Data excerpts →
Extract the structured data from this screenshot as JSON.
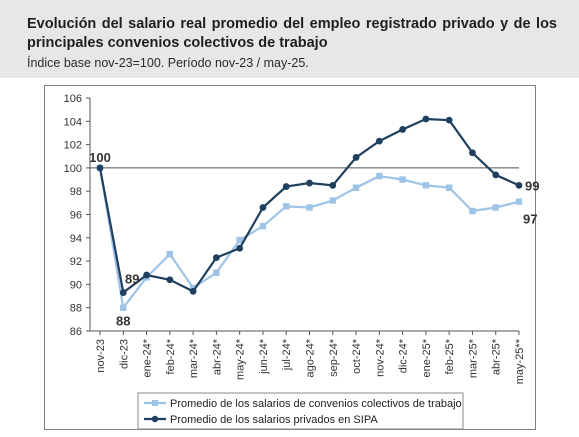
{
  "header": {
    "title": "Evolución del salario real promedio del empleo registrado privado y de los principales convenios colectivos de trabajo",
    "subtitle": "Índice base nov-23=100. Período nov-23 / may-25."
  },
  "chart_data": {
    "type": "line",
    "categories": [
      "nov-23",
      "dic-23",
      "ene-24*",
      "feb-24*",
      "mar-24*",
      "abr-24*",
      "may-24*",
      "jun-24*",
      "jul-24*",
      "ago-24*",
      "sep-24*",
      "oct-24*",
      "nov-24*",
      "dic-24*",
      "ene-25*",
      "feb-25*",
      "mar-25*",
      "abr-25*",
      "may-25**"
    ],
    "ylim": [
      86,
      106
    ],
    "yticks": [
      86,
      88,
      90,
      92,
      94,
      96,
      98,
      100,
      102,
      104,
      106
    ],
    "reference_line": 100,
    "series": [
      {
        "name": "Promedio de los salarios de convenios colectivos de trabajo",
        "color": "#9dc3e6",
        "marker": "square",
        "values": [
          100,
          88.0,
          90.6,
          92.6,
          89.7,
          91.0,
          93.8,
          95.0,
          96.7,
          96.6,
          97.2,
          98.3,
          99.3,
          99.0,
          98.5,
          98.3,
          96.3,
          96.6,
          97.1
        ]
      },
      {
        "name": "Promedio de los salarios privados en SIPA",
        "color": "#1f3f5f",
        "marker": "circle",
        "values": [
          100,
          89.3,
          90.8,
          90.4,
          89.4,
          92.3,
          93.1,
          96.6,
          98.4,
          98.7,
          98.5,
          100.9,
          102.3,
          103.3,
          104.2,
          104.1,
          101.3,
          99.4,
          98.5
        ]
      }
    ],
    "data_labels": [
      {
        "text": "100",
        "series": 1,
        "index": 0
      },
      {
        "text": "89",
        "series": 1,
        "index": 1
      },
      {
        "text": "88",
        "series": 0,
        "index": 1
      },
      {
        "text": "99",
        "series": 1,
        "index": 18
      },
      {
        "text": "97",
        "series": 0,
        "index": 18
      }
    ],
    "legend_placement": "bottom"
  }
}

Your instructions →
Print the listing above in full, exactly as written. Omit any pictures.

Output below →
Extract the structured data from this screenshot as JSON.
{
  "header": {
    "title": "Evolución del salario real promedio del empleo registrado privado y de los principales convenios colectivos de trabajo",
    "subtitle": "Índice base nov-23=100. Período nov-23 / may-25."
  },
  "chart_data": {
    "type": "line",
    "categories": [
      "nov-23",
      "dic-23",
      "ene-24*",
      "feb-24*",
      "mar-24*",
      "abr-24*",
      "may-24*",
      "jun-24*",
      "jul-24*",
      "ago-24*",
      "sep-24*",
      "oct-24*",
      "nov-24*",
      "dic-24*",
      "ene-25*",
      "feb-25*",
      "mar-25*",
      "abr-25*",
      "may-25**"
    ],
    "ylim": [
      86,
      106
    ],
    "yticks": [
      86,
      88,
      90,
      92,
      94,
      96,
      98,
      100,
      102,
      104,
      106
    ],
    "reference_line": 100,
    "series": [
      {
        "name": "Promedio de los salarios de convenios colectivos de trabajo",
        "color": "#9dc3e6",
        "marker": "square",
        "values": [
          100,
          88.0,
          90.6,
          92.6,
          89.7,
          91.0,
          93.8,
          95.0,
          96.7,
          96.6,
          97.2,
          98.3,
          99.3,
          99.0,
          98.5,
          98.3,
          96.3,
          96.6,
          97.1
        ]
      },
      {
        "name": "Promedio de los salarios privados en SIPA",
        "color": "#1f3f5f",
        "marker": "circle",
        "values": [
          100,
          89.3,
          90.8,
          90.4,
          89.4,
          92.3,
          93.1,
          96.6,
          98.4,
          98.7,
          98.5,
          100.9,
          102.3,
          103.3,
          104.2,
          104.1,
          101.3,
          99.4,
          98.5
        ]
      }
    ],
    "data_labels": [
      {
        "text": "100",
        "series": 1,
        "index": 0
      },
      {
        "text": "89",
        "series": 1,
        "index": 1
      },
      {
        "text": "88",
        "series": 0,
        "index": 1
      },
      {
        "text": "99",
        "series": 1,
        "index": 18
      },
      {
        "text": "97",
        "series": 0,
        "index": 18
      }
    ],
    "legend_placement": "bottom"
  }
}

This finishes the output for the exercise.